Data extract:
-- Begin --

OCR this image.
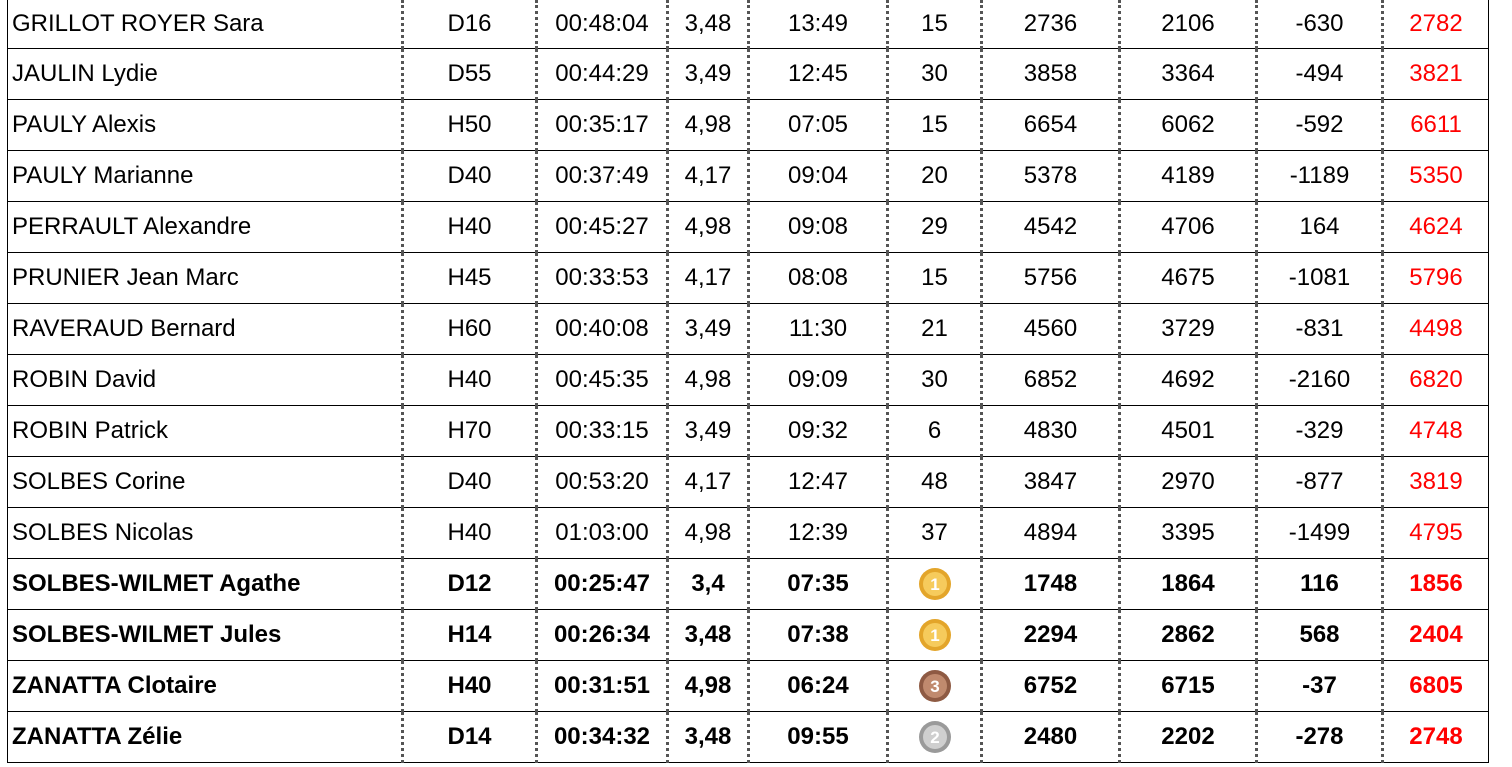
GRILLOT ROYER Sara	D16	00:48:04	3,48	13:49	15	2736	2106	-630	2782
JAULIN Lydie	D55	00:44:29	3,49	12:45	30	3858	3364	-494	3821
PAULY Alexis	H50	00:35:17	4,98	07:05	15	6654	6062	-592	6611
PAULY Marianne	D40	00:37:49	4,17	09:04	20	5378	4189	-1189	5350
PERRAULT Alexandre	H40	00:45:27	4,98	09:08	29	4542	4706	164	4624
PRUNIER Jean Marc	H45	00:33:53	4,17	08:08	15	5756	4675	-1081	5796
RAVERAUD Bernard	H60	00:40:08	3,49	11:30	21	4560	3729	-831	4498
ROBIN David	H40	00:45:35	4,98	09:09	30	6852	4692	-2160	6820
ROBIN Patrick	H70	00:33:15	3,49	09:32	6	4830	4501	-329	4748
SOLBES Corine	D40	00:53:20	4,17	12:47	48	3847	2970	-877	3819
SOLBES Nicolas	H40	01:03:00	4,98	12:39	37	4894	3395	-1499	4795
SOLBES-WILMET Agathe	D12	00:25:47	3,4	07:35	1	1748	1864	116	1856
SOLBES-WILMET Jules	H14	00:26:34	3,48	07:38	1	2294	2862	568	2404
ZANATTA Clotaire	H40	00:31:51	4,98	06:24	3	6752	6715	-37	6805
ZANATTA Zélie	D14	00:34:32	3,48	09:55	2	2480	2202	-278	2748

-- End --

Exercise goal:
Copy every entry word for word, but omit the pictures.

Result below:
OCR this image.
GRILLOT ROYER Sara	D16	00:48:04	3,48	13:49	15	2736	2106	-630	2782
JAULIN Lydie	D55	00:44:29	3,49	12:45	30	3858	3364	-494	3821
PAULY Alexis	H50	00:35:17	4,98	07:05	15	6654	6062	-592	6611
PAULY Marianne	D40	00:37:49	4,17	09:04	20	5378	4189	-1189	5350
PERRAULT Alexandre	H40	00:45:27	4,98	09:08	29	4542	4706	164	4624
PRUNIER Jean Marc	H45	00:33:53	4,17	08:08	15	5756	4675	-1081	5796
RAVERAUD Bernard	H60	00:40:08	3,49	11:30	21	4560	3729	-831	4498
ROBIN David	H40	00:45:35	4,98	09:09	30	6852	4692	-2160	6820
ROBIN Patrick	H70	00:33:15	3,49	09:32	6	4830	4501	-329	4748
SOLBES Corine	D40	00:53:20	4,17	12:47	48	3847	2970	-877	3819
SOLBES Nicolas	H40	01:03:00	4,98	12:39	37	4894	3395	-1499	4795
SOLBES-WILMET Agathe	D12	00:25:47	3,4	07:35	1	1748	1864	116	1856
SOLBES-WILMET Jules	H14	00:26:34	3,48	07:38	1	2294	2862	568	2404
ZANATTA Clotaire	H40	00:31:51	4,98	06:24	3	6752	6715	-37	6805
ZANATTA Zélie	D14	00:34:32	3,48	09:55	2	2480	2202	-278	2748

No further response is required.